• [THE PROBLEM]:
Only the text should be kept: print every entry below exactly and leave each image out.

DATASET Block Start

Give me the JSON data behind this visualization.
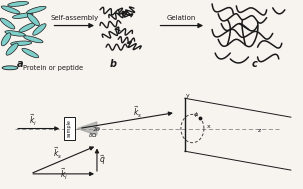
{
  "bg_color": "#f7f4f0",
  "text_color": "#1a1a1a",
  "peptide_fill": "#7ececa",
  "peptide_edge": "#1a1a1a",
  "label_a": "a",
  "label_b": "b",
  "label_c": "c",
  "arrow1_text": "Self-assembly",
  "arrow2_text": "Gelation",
  "legend_text": "Protein or peptide",
  "fig_width": 3.03,
  "fig_height": 1.89,
  "dpi": 100
}
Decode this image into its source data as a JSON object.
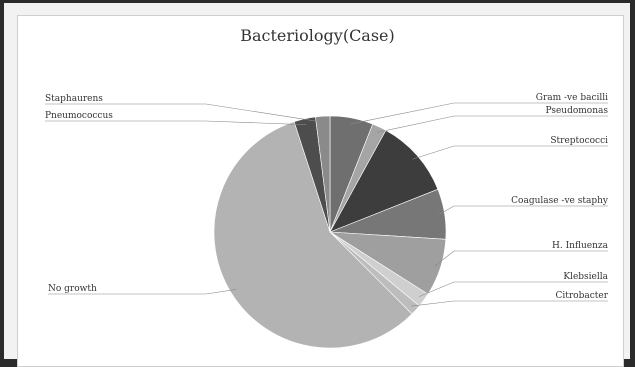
{
  "chart_data": {
    "type": "pie",
    "title": "Bacteriology(Case)",
    "slices": [
      {
        "label": "Gram -ve bacilli",
        "value": 6,
        "color": "#6f6f6f"
      },
      {
        "label": "Pseudomonas",
        "value": 2,
        "color": "#a5a5a5"
      },
      {
        "label": "Streptococci",
        "value": 11,
        "color": "#3d3d3d"
      },
      {
        "label": "Coagulase -ve staphy",
        "value": 7,
        "color": "#777777"
      },
      {
        "label": "H. Influenza",
        "value": 8,
        "color": "#9f9f9f"
      },
      {
        "label": "Klebsiella",
        "value": 2,
        "color": "#cfcfcf"
      },
      {
        "label": "Citrobacter",
        "value": 1.5,
        "color": "#bdbdbd"
      },
      {
        "label": "No growth",
        "value": 57.5,
        "color": "#b3b3b3"
      },
      {
        "label": "Pneumococcus",
        "value": 3,
        "color": "#4d4d4d"
      },
      {
        "label": "Staphaurens",
        "value": 2,
        "color": "#8a8a8a"
      }
    ],
    "legend": "none"
  }
}
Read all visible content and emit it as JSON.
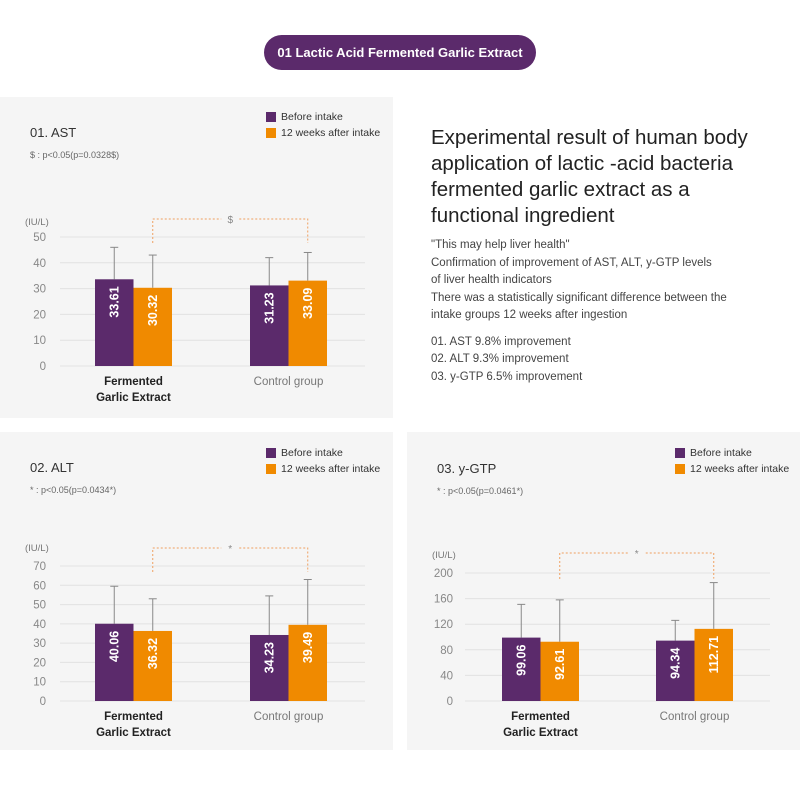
{
  "header": {
    "badge": "01 Lactic Acid Fermented Garlic Extract"
  },
  "colors": {
    "before": "#5b2a6b",
    "after": "#f08a00",
    "bracket": "#f0a060"
  },
  "legend": {
    "before": "Before intake",
    "after": "12 weeks after intake"
  },
  "summary": {
    "title": [
      "Experimental result of human body",
      "application of lactic -acid bacteria",
      "fermented garlic extract as a",
      "functional ingredient"
    ],
    "body": [
      "\"This may help liver health\"",
      "Confirmation of improvement of AST, ALT, y-GTP levels",
      "of liver health indicators",
      "There was a statistically significant difference between the",
      "intake groups 12 weeks after ingestion"
    ],
    "list": [
      "01. AST 9.8% improvement",
      "02. ALT 9.3% improvement",
      "03. y-GTP 6.5% improvement"
    ]
  },
  "chart_data": [
    {
      "type": "bar",
      "title": "01. AST",
      "note": "$ : p<0.05(p=0.0328$)",
      "ylabel": "(IU/L)",
      "ylim": [
        0,
        50
      ],
      "yticks": [
        "0",
        "10",
        "20",
        "30",
        "40",
        "50"
      ],
      "categories": [
        "Fermented Garlic Extract",
        "Control group"
      ],
      "category_lines": [
        [
          "Fermented",
          "Garlic Extract"
        ],
        [
          "Control group"
        ]
      ],
      "series": [
        {
          "name": "Before intake",
          "values": [
            33.61,
            31.23
          ],
          "labels": [
            "33.61",
            "31.23"
          ],
          "error_top": [
            46,
            42
          ]
        },
        {
          "name": "12 weeks after intake",
          "values": [
            30.32,
            33.09
          ],
          "labels": [
            "30.32",
            "33.09"
          ],
          "error_top": [
            43,
            44
          ]
        }
      ],
      "significance": "$",
      "grid": true,
      "legend": "top-right"
    },
    {
      "type": "bar",
      "title": "02. ALT",
      "note": "* : p<0.05(p=0.0434*)",
      "ylabel": "(IU/L)",
      "ylim": [
        0,
        70
      ],
      "yticks": [
        "0",
        "10",
        "20",
        "30",
        "40",
        "50",
        "60",
        "70"
      ],
      "categories": [
        "Fermented Garlic Extract",
        "Control group"
      ],
      "category_lines": [
        [
          "Fermented",
          "Garlic Extract"
        ],
        [
          "Control group"
        ]
      ],
      "series": [
        {
          "name": "Before intake",
          "values": [
            40.06,
            34.23
          ],
          "labels": [
            "40.06",
            "34.23"
          ],
          "error_top": [
            59.5,
            54.5
          ]
        },
        {
          "name": "12 weeks after intake",
          "values": [
            36.32,
            39.49
          ],
          "labels": [
            "36.32",
            "39.49"
          ],
          "error_top": [
            53,
            63
          ]
        }
      ],
      "significance": "*",
      "grid": true,
      "legend": "top-right"
    },
    {
      "type": "bar",
      "title": "03. y-GTP",
      "note": "* : p<0.05(p=0.0461*)",
      "ylabel": "(IU/L)",
      "ylim": [
        0,
        200
      ],
      "yticks": [
        "0",
        "40",
        "80",
        "120",
        "160",
        "200"
      ],
      "categories": [
        "Fermented Garlic Extract",
        "Control group"
      ],
      "category_lines": [
        [
          "Fermented",
          "Garlic Extract"
        ],
        [
          "Control group"
        ]
      ],
      "series": [
        {
          "name": "Before intake",
          "values": [
            99.06,
            94.34
          ],
          "labels": [
            "99.06",
            "94.34"
          ],
          "error_top": [
            151,
            126
          ]
        },
        {
          "name": "12 weeks after intake",
          "values": [
            92.61,
            112.71
          ],
          "labels": [
            "92.61",
            "112.71"
          ],
          "error_top": [
            158,
            185
          ]
        }
      ],
      "significance": "*",
      "grid": true,
      "legend": "top-right"
    }
  ]
}
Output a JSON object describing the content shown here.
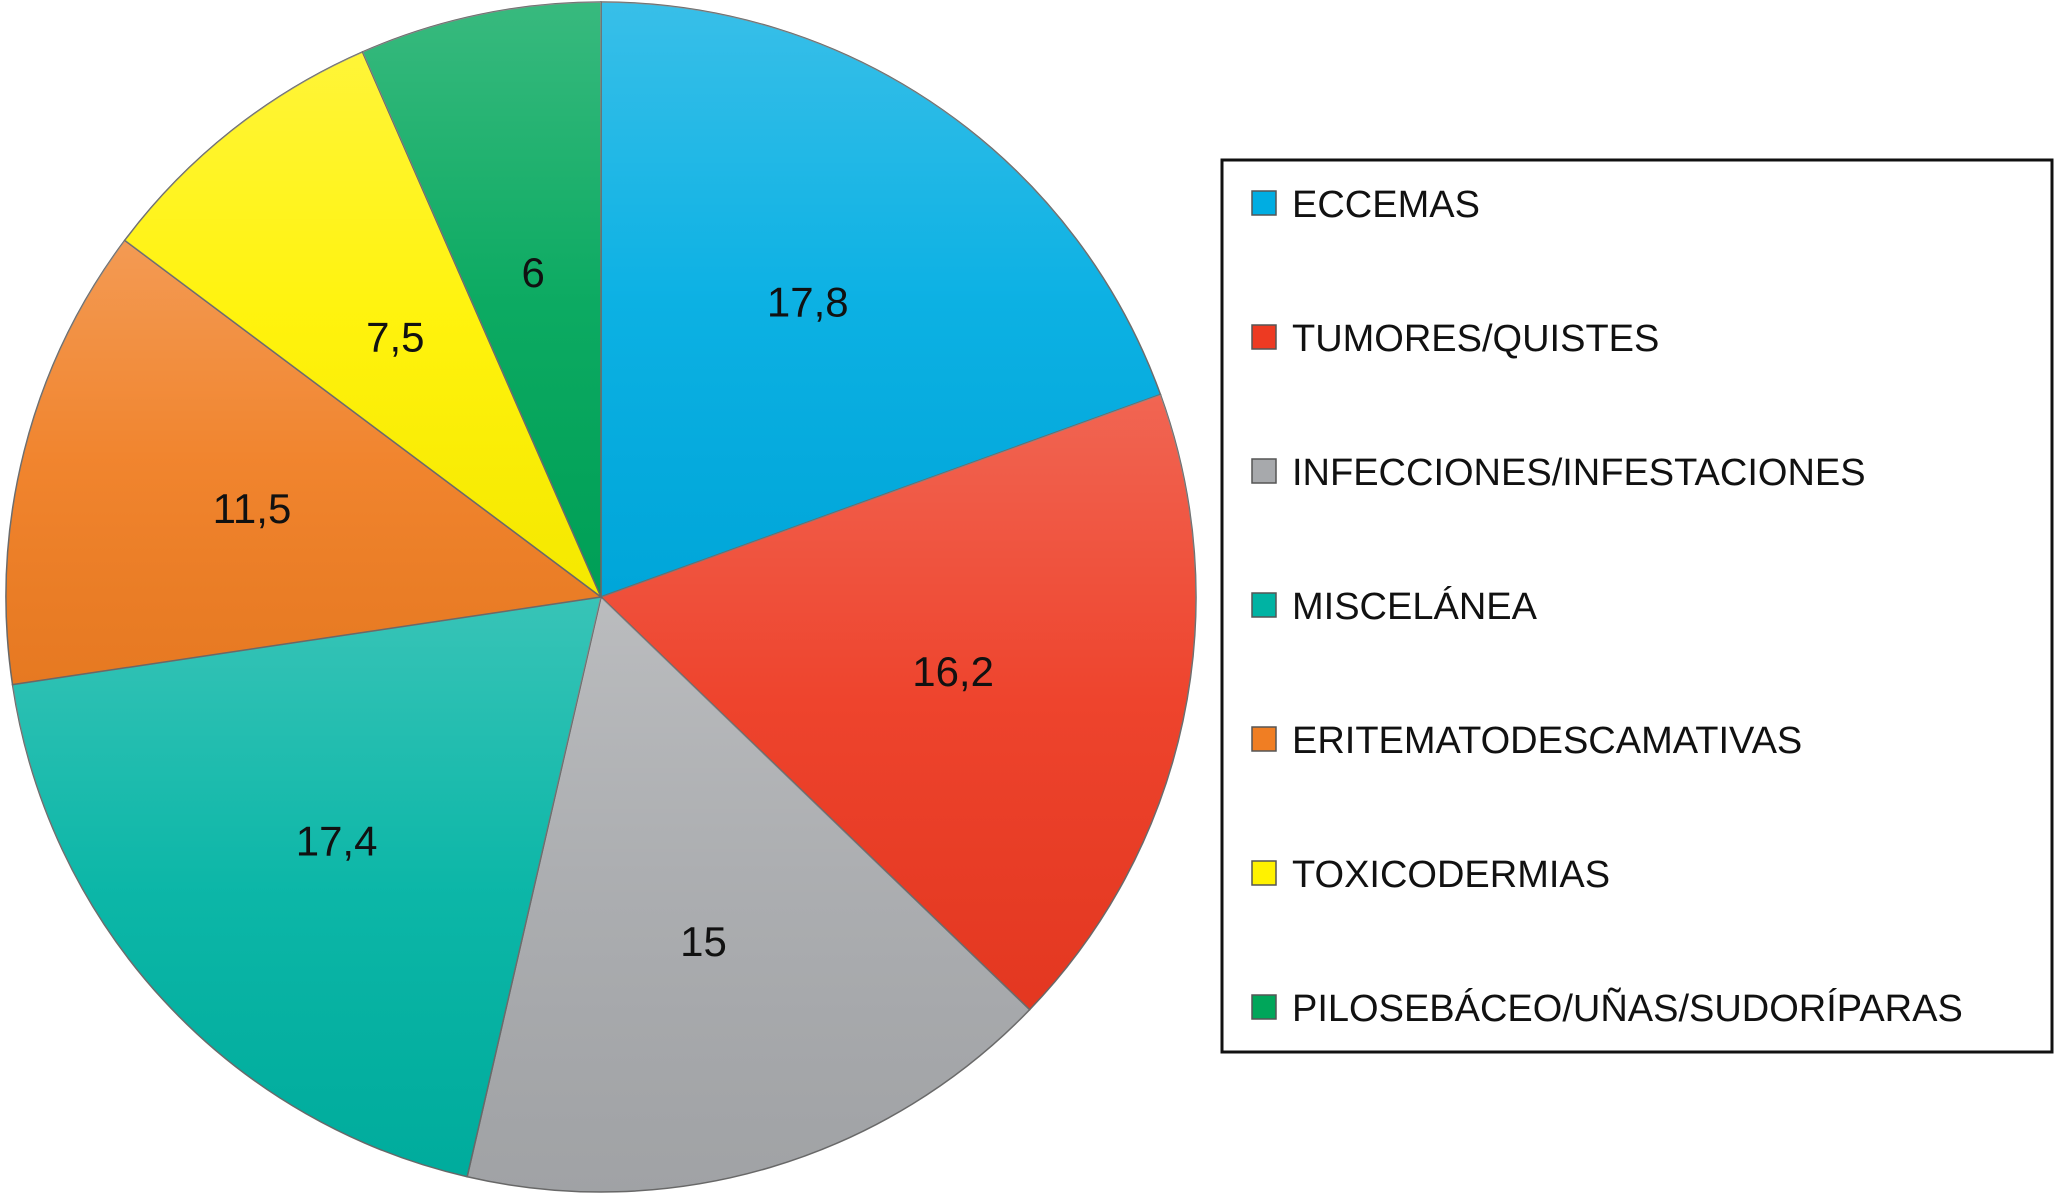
{
  "chart_data": {
    "type": "pie",
    "title": "",
    "unit": "",
    "slices": [
      {
        "label": "ECCEMAS",
        "value": 17.8,
        "value_label": "17,8",
        "color": "#00ade2"
      },
      {
        "label": "TUMORES/QUISTES",
        "value": 16.2,
        "value_label": "16,2",
        "color": "#ed3a22"
      },
      {
        "label": "INFECCIONES/INFESTACIONES",
        "value": 15,
        "value_label": "15",
        "color": "#a7a9ac"
      },
      {
        "label": "MISCELÁNEA",
        "value": 17.4,
        "value_label": "17,4",
        "color": "#00b3a3"
      },
      {
        "label": "ERITEMATODESCAMATIVAS",
        "value": 11.5,
        "value_label": "11,5",
        "color": "#f07e23"
      },
      {
        "label": "TOXICODERMIAS",
        "value": 7.5,
        "value_label": "7,5",
        "color": "#fff200"
      },
      {
        "label": "PILOSEBÁCEO/UÑAS/SUDORÍPARAS",
        "value": 6,
        "value_label": "6",
        "color": "#00a65a"
      }
    ],
    "start_angle": "12 o'clock",
    "direction": "clockwise",
    "legend_position": "right"
  }
}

DATASET Block End

• [RESULT FOR THIS EXERCISE]:
Give me the JSON data behind this visualization.
{
  "bg_color": "#f7f4f0",
  "text_color": "#1a1a1a",
  "peptide_fill": "#7ececa",
  "peptide_edge": "#1a1a1a",
  "label_a": "a",
  "label_b": "b",
  "label_c": "c",
  "arrow1_text": "Self-assembly",
  "arrow2_text": "Gelation",
  "legend_text": "Protein or peptide",
  "fig_width": 3.03,
  "fig_height": 1.89,
  "dpi": 100
}
Decode this image into its source data as a JSON object.
{
  "chart_data": {
    "type": "pie",
    "title": "Bacteriology(Case)",
    "slices": [
      {
        "label": "Gram -ve bacilli",
        "value": 6,
        "color": "#6f6f6f"
      },
      {
        "label": "Pseudomonas",
        "value": 2,
        "color": "#a5a5a5"
      },
      {
        "label": "Streptococci",
        "value": 11,
        "color": "#3d3d3d"
      },
      {
        "label": "Coagulase -ve staphy",
        "value": 7,
        "color": "#777777"
      },
      {
        "label": "H. Influenza",
        "value": 8,
        "color": "#9f9f9f"
      },
      {
        "label": "Klebsiella",
        "value": 2,
        "color": "#cfcfcf"
      },
      {
        "label": "Citrobacter",
        "value": 1.5,
        "color": "#bdbdbd"
      },
      {
        "label": "No growth",
        "value": 57.5,
        "color": "#b3b3b3"
      },
      {
        "label": "Pneumococcus",
        "value": 3,
        "color": "#4d4d4d"
      },
      {
        "label": "Staphaurens",
        "value": 2,
        "color": "#8a8a8a"
      }
    ],
    "legend": "none"
  }
}
Read all visible content and emit it as JSON.
{
  "header": {
    "badge": "01 Lactic Acid Fermented Garlic Extract"
  },
  "colors": {
    "before": "#5b2a6b",
    "after": "#f08a00",
    "bracket": "#f0a060"
  },
  "legend": {
    "before": "Before intake",
    "after": "12 weeks after intake"
  },
  "summary": {
    "title": [
      "Experimental result of human body",
      "application of lactic -acid bacteria",
      "fermented garlic extract as a",
      "functional ingredient"
    ],
    "body": [
      "\"This may help liver health\"",
      "Confirmation of improvement of AST, ALT, y-GTP levels",
      "of liver health indicators",
      "There was a statistically significant difference between the",
      "intake groups 12 weeks after ingestion"
    ],
    "list": [
      "01. AST 9.8% improvement",
      "02. ALT 9.3% improvement",
      "03. y-GTP 6.5% improvement"
    ]
  },
  "chart_data": [
    {
      "type": "bar",
      "title": "01. AST",
      "note": "$ : p<0.05(p=0.0328$)",
      "ylabel": "(IU/L)",
      "ylim": [
        0,
        50
      ],
      "yticks": [
        "0",
        "10",
        "20",
        "30",
        "40",
        "50"
      ],
      "categories": [
        "Fermented Garlic Extract",
        "Control group"
      ],
      "category_lines": [
        [
          "Fermented",
          "Garlic Extract"
        ],
        [
          "Control group"
        ]
      ],
      "series": [
        {
          "name": "Before intake",
          "values": [
            33.61,
            31.23
          ],
          "labels": [
            "33.61",
            "31.23"
          ],
          "error_top": [
            46,
            42
          ]
        },
        {
          "name": "12 weeks after intake",
          "values": [
            30.32,
            33.09
          ],
          "labels": [
            "30.32",
            "33.09"
          ],
          "error_top": [
            43,
            44
          ]
        }
      ],
      "significance": "$",
      "grid": true,
      "legend": "top-right"
    },
    {
      "type": "bar",
      "title": "02. ALT",
      "note": "* : p<0.05(p=0.0434*)",
      "ylabel": "(IU/L)",
      "ylim": [
        0,
        70
      ],
      "yticks": [
        "0",
        "10",
        "20",
        "30",
        "40",
        "50",
        "60",
        "70"
      ],
      "categories": [
        "Fermented Garlic Extract",
        "Control group"
      ],
      "category_lines": [
        [
          "Fermented",
          "Garlic Extract"
        ],
        [
          "Control group"
        ]
      ],
      "series": [
        {
          "name": "Before intake",
          "values": [
            40.06,
            34.23
          ],
          "labels": [
            "40.06",
            "34.23"
          ],
          "error_top": [
            59.5,
            54.5
          ]
        },
        {
          "name": "12 weeks after intake",
          "values": [
            36.32,
            39.49
          ],
          "labels": [
            "36.32",
            "39.49"
          ],
          "error_top": [
            53,
            63
          ]
        }
      ],
      "significance": "*",
      "grid": true,
      "legend": "top-right"
    },
    {
      "type": "bar",
      "title": "03. y-GTP",
      "note": "* : p<0.05(p=0.0461*)",
      "ylabel": "(IU/L)",
      "ylim": [
        0,
        200
      ],
      "yticks": [
        "0",
        "40",
        "80",
        "120",
        "160",
        "200"
      ],
      "categories": [
        "Fermented Garlic Extract",
        "Control group"
      ],
      "category_lines": [
        [
          "Fermented",
          "Garlic Extract"
        ],
        [
          "Control group"
        ]
      ],
      "series": [
        {
          "name": "Before intake",
          "values": [
            99.06,
            94.34
          ],
          "labels": [
            "99.06",
            "94.34"
          ],
          "error_top": [
            151,
            126
          ]
        },
        {
          "name": "12 weeks after intake",
          "values": [
            92.61,
            112.71
          ],
          "labels": [
            "92.61",
            "112.71"
          ],
          "error_top": [
            158,
            185
          ]
        }
      ],
      "significance": "*",
      "grid": true,
      "legend": "top-right"
    }
  ]
}
Output a JSON object describing the content shown here.
{
  "chart_data": {
    "type": "pie",
    "title": "",
    "unit": "",
    "slices": [
      {
        "label": "ECCEMAS",
        "value": 17.8,
        "value_label": "17,8",
        "color": "#00ade2"
      },
      {
        "label": "TUMORES/QUISTES",
        "value": 16.2,
        "value_label": "16,2",
        "color": "#ed3a22"
      },
      {
        "label": "INFECCIONES/INFESTACIONES",
        "value": 15,
        "value_label": "15",
        "color": "#a7a9ac"
      },
      {
        "label": "MISCELÁNEA",
        "value": 17.4,
        "value_label": "17,4",
        "color": "#00b3a3"
      },
      {
        "label": "ERITEMATODESCAMATIVAS",
        "value": 11.5,
        "value_label": "11,5",
        "color": "#f07e23"
      },
      {
        "label": "TOXICODERMIAS",
        "value": 7.5,
        "value_label": "7,5",
        "color": "#fff200"
      },
      {
        "label": "PILOSEBÁCEO/UÑAS/SUDORÍPARAS",
        "value": 6,
        "value_label": "6",
        "color": "#00a65a"
      }
    ],
    "start_angle": "12 o'clock",
    "direction": "clockwise",
    "legend_position": "right"
  }
}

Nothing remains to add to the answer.